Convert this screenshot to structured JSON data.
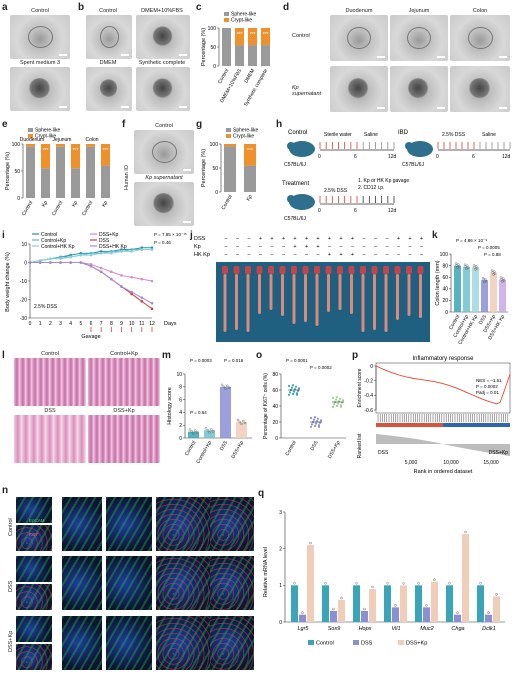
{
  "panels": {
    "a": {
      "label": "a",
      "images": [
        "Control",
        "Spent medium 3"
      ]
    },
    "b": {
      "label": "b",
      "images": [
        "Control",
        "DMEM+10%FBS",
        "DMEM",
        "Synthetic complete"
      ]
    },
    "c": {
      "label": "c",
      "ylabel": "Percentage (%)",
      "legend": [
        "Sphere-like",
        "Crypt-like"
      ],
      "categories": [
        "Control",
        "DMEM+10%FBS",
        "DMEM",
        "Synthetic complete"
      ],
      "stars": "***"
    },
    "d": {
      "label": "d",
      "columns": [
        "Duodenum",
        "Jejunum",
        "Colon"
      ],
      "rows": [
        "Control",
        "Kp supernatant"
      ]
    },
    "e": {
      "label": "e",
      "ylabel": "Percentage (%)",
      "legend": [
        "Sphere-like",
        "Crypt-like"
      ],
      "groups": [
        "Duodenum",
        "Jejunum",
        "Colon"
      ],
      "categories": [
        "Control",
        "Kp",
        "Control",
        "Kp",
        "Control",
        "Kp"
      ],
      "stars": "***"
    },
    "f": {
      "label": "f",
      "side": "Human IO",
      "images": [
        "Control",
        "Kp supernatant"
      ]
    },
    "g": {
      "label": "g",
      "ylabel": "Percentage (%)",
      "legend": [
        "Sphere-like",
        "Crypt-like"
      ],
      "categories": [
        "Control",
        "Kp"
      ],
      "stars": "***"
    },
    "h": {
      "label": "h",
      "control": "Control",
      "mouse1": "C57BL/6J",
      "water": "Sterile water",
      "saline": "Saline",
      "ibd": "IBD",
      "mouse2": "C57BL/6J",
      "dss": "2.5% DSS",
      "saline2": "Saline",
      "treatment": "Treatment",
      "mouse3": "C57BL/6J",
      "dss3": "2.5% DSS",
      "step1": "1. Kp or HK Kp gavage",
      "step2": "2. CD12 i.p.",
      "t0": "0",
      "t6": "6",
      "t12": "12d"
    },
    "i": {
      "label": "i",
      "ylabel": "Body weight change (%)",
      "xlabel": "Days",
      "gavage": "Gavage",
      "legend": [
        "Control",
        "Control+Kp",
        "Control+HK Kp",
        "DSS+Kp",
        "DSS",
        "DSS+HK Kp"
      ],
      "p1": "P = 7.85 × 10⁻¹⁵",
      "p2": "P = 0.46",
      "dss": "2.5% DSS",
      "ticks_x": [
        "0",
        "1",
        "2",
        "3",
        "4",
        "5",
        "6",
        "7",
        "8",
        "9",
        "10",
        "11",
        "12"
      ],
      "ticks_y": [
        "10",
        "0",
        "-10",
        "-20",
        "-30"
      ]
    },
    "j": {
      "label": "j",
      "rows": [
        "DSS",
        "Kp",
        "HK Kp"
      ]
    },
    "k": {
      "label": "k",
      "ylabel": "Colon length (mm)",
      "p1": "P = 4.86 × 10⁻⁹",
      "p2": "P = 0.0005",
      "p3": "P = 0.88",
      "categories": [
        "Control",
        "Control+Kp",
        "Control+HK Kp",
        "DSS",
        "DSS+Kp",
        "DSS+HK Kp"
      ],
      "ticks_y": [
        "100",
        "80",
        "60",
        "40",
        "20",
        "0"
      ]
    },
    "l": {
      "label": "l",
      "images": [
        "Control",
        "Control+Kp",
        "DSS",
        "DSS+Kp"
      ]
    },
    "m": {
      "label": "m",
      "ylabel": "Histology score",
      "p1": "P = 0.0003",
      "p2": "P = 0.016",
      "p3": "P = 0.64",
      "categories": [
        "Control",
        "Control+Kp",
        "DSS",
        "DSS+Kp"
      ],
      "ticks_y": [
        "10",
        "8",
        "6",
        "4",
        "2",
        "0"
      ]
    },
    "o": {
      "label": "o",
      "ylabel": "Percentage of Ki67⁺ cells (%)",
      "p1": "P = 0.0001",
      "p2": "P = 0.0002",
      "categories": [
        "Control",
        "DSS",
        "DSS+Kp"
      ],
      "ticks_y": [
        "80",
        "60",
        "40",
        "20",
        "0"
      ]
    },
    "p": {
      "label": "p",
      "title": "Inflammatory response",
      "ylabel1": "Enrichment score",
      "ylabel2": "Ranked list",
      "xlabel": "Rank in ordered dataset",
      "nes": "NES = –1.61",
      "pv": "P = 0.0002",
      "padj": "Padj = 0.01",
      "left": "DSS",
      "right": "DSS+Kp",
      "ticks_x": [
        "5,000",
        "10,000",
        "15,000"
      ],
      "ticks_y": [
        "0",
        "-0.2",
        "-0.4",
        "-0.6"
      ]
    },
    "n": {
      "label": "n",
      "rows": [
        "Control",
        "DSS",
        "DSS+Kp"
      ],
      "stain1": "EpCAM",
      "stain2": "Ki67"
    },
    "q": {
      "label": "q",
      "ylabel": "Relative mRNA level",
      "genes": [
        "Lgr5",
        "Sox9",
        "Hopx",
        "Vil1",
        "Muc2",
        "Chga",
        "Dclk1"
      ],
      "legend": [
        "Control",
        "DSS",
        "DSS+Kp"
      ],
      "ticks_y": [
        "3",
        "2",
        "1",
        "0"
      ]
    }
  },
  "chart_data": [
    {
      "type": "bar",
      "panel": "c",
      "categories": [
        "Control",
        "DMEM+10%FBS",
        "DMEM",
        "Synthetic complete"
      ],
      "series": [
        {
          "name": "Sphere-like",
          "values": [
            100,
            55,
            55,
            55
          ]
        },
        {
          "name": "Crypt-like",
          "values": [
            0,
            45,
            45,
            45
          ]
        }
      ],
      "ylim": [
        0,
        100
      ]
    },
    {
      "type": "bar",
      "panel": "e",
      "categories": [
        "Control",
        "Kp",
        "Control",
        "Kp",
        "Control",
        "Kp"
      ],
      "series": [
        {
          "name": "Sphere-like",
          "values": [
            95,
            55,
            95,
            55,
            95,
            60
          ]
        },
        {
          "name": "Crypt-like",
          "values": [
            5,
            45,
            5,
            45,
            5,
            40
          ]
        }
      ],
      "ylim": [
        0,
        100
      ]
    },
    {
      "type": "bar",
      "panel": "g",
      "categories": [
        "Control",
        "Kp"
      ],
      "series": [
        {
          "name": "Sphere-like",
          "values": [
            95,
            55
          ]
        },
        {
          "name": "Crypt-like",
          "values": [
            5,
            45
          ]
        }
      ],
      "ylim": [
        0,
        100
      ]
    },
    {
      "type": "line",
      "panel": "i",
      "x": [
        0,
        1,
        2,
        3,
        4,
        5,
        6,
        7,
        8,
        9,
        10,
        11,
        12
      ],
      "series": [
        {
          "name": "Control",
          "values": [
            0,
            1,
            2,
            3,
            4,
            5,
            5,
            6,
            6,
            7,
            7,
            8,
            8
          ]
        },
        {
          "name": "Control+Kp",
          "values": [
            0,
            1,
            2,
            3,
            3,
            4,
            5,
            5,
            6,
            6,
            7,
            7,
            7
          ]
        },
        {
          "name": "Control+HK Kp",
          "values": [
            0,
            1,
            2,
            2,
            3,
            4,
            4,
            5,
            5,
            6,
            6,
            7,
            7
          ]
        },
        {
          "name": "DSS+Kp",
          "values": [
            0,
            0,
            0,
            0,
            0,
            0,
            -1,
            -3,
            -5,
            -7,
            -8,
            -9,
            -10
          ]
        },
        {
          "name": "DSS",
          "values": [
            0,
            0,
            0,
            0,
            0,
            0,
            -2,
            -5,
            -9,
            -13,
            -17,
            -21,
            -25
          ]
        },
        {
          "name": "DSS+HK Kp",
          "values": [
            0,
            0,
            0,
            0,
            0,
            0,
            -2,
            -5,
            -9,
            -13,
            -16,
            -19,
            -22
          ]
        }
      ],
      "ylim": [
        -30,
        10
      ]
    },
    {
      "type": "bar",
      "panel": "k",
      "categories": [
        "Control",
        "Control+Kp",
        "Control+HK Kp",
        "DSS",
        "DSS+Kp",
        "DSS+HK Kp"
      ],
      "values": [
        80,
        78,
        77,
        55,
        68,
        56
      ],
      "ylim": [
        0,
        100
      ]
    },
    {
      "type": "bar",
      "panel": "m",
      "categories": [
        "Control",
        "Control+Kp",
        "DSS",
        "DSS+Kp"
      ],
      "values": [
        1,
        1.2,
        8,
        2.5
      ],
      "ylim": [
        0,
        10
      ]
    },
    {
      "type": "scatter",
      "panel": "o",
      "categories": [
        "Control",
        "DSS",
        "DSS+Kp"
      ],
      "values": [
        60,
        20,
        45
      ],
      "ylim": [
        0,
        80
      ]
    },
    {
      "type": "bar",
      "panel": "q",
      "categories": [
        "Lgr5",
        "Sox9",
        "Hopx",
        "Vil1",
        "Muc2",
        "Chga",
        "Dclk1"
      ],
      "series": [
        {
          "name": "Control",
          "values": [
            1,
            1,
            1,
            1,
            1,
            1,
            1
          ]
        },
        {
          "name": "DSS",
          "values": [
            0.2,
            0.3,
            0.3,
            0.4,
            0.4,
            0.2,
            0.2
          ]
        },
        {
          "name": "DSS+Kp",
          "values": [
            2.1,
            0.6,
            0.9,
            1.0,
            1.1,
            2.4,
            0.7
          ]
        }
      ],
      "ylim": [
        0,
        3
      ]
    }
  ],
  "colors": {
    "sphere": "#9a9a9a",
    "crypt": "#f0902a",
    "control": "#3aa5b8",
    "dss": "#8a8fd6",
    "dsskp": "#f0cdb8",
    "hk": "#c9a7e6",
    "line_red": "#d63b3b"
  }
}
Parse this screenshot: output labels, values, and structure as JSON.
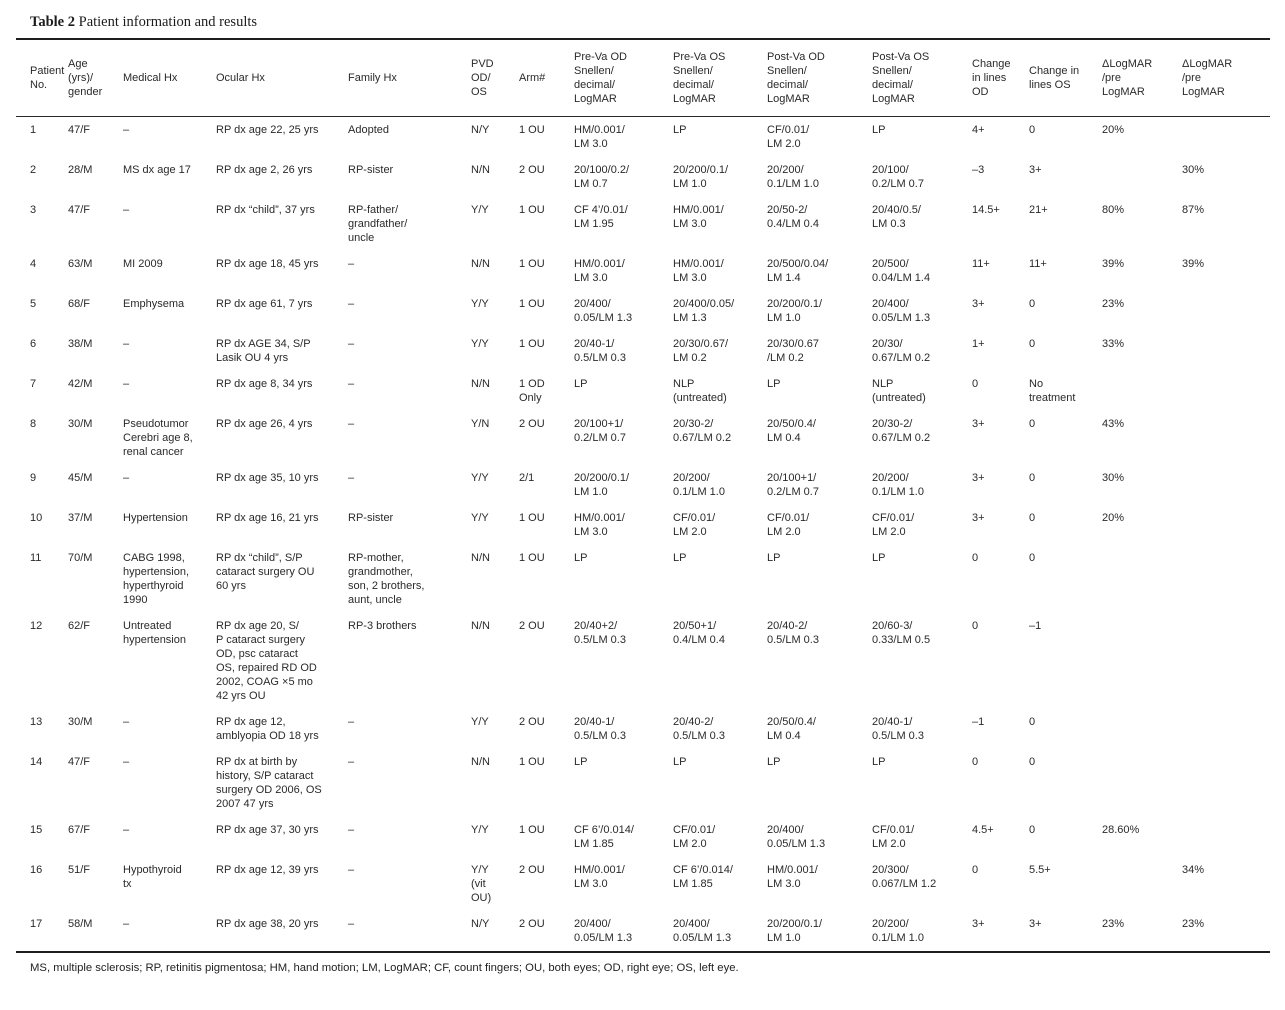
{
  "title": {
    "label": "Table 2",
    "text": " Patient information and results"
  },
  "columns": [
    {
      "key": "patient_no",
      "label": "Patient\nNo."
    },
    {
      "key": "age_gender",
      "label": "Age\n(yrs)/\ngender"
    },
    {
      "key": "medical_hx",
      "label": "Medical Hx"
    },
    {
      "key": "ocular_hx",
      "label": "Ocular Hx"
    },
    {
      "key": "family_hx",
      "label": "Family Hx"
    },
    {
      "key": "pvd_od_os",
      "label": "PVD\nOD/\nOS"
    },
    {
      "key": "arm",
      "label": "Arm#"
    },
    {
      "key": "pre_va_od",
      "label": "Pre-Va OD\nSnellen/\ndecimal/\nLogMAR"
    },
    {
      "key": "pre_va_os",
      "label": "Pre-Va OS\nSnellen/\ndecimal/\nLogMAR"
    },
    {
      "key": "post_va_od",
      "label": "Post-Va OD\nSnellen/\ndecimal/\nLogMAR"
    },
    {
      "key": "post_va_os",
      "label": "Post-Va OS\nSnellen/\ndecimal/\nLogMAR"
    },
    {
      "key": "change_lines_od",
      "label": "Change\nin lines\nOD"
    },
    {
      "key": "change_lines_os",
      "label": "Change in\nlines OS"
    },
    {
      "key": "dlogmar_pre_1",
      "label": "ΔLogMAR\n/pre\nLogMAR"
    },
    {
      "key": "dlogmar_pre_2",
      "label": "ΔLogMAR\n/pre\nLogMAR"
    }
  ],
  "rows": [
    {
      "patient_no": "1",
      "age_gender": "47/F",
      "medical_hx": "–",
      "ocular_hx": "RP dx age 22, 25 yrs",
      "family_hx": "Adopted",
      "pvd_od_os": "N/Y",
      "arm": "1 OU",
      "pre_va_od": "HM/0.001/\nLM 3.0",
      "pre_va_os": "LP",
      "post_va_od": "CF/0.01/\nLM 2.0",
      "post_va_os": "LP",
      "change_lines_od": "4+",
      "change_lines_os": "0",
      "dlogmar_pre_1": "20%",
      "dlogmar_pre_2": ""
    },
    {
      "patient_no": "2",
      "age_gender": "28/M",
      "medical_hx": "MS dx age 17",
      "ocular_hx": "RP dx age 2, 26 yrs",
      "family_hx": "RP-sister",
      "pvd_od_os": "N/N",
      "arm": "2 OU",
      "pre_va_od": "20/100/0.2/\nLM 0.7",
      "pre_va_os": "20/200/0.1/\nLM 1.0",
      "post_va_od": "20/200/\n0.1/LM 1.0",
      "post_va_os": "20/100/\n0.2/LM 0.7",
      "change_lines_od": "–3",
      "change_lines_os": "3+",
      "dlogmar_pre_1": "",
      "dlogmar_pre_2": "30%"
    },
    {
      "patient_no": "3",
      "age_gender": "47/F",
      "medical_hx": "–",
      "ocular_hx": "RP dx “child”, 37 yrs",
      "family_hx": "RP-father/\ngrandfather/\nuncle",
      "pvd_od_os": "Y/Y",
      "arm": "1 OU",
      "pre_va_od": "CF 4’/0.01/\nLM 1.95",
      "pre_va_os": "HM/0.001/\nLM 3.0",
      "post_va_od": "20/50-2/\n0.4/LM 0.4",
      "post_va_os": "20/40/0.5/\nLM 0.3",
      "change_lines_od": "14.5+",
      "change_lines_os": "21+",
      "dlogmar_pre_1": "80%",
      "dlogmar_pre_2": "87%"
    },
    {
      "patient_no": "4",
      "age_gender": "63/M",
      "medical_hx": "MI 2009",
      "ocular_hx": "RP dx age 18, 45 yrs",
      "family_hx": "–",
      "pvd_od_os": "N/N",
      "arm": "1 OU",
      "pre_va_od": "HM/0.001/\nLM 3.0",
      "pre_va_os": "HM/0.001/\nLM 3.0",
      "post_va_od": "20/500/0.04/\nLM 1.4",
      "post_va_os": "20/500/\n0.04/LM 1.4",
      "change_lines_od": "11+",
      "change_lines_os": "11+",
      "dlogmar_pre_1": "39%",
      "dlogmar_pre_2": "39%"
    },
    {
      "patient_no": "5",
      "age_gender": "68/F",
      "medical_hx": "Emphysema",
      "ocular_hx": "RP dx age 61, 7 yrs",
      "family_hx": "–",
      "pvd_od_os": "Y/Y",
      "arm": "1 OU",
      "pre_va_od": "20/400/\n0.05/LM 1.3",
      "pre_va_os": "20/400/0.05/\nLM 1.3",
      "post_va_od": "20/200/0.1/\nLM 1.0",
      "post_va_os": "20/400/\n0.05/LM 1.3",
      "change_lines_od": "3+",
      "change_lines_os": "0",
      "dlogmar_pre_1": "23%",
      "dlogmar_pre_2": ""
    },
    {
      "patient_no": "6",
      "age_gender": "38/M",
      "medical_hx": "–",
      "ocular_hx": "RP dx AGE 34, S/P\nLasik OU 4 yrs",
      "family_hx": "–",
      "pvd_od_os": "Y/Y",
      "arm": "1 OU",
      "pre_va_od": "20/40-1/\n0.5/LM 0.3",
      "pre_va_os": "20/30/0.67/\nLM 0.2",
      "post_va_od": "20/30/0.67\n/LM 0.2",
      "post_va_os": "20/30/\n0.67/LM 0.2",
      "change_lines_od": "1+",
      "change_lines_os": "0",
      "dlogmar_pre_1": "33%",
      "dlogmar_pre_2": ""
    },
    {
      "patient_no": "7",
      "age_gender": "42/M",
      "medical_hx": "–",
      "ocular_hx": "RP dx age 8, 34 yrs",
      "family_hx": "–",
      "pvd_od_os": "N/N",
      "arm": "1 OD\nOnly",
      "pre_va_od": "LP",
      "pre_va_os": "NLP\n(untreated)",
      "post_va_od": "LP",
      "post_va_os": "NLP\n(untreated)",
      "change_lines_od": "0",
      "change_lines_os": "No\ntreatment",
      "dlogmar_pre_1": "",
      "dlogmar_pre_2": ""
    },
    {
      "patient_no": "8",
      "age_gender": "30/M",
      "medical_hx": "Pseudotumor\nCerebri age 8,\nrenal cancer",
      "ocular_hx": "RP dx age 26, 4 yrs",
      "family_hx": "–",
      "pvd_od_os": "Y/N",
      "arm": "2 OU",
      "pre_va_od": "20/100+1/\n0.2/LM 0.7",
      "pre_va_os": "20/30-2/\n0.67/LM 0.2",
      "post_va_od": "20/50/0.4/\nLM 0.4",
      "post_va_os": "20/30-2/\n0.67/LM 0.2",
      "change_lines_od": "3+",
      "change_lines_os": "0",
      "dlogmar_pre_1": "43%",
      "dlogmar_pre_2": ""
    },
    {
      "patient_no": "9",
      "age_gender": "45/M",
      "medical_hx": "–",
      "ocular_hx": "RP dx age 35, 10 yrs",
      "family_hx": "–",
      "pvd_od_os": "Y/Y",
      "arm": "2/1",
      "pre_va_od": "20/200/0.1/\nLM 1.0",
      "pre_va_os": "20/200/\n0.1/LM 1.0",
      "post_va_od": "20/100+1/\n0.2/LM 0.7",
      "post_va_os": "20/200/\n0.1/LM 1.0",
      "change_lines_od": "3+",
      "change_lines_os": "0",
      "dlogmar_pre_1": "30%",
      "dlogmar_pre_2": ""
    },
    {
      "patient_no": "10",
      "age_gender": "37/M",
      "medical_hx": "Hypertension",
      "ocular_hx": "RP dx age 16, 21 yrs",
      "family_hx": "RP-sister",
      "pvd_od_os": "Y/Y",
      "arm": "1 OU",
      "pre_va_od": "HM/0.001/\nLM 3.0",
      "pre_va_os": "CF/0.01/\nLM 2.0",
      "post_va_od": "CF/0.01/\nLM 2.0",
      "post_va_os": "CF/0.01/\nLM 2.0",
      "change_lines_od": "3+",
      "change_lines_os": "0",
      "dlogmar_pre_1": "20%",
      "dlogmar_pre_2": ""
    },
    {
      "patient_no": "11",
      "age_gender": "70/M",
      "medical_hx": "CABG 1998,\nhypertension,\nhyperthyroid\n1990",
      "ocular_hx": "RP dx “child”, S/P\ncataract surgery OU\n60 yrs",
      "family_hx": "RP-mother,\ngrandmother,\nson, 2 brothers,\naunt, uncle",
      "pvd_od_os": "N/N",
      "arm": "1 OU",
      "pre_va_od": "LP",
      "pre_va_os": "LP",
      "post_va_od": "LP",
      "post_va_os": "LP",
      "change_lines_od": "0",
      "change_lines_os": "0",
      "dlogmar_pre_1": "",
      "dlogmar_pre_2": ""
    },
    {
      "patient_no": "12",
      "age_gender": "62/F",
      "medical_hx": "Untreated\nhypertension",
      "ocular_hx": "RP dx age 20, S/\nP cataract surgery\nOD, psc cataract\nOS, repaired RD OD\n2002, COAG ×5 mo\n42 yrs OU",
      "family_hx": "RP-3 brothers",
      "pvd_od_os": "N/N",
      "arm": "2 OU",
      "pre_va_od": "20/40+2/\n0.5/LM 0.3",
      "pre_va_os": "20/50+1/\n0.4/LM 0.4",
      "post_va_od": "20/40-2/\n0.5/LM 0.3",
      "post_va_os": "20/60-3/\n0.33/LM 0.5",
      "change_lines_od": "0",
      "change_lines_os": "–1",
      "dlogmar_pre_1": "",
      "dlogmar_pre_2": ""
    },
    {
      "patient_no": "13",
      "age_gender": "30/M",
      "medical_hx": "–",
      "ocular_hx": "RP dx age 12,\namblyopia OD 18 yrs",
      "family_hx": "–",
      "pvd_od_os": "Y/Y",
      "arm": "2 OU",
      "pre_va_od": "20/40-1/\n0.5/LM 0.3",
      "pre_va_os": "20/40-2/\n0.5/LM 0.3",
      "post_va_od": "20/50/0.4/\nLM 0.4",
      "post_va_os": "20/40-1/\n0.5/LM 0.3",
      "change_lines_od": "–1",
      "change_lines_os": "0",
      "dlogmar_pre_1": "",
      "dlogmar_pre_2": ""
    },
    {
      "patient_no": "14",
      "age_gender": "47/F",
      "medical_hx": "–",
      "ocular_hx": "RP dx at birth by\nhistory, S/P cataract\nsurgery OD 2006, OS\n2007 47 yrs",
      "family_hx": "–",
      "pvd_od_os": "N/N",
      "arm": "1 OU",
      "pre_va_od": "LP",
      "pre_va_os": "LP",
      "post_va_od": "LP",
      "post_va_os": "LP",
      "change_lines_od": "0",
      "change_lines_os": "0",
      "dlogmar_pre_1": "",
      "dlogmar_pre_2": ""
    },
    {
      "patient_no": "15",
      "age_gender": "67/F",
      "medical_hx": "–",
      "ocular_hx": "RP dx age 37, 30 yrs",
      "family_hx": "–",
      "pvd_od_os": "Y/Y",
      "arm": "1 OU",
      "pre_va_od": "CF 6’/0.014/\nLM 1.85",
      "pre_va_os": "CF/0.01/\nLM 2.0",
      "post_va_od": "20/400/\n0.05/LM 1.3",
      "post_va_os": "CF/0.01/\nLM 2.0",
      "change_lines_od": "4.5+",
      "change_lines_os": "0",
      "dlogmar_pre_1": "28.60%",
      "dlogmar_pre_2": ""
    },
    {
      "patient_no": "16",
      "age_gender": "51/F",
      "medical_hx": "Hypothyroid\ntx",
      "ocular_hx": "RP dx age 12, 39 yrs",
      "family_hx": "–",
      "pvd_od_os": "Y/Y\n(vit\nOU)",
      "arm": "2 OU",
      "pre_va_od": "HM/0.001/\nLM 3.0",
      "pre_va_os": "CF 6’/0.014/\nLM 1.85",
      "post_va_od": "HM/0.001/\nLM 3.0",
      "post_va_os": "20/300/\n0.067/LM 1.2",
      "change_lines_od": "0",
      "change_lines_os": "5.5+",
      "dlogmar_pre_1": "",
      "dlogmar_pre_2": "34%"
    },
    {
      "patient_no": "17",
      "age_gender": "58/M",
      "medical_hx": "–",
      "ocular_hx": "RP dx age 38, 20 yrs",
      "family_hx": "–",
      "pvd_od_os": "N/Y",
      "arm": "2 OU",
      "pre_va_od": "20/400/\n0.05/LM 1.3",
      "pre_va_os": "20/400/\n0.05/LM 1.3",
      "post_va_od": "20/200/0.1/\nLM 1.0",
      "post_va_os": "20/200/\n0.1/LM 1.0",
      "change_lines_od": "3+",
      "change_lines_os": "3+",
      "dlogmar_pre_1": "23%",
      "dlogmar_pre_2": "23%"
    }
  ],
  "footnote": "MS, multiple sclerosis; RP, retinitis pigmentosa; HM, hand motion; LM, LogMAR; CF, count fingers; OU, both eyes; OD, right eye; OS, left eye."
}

WHAT THE TASK ASKS: Work through the material above and count the lines that contain the word "score". Only the number is to be given.

YOUR SOLUTION: 2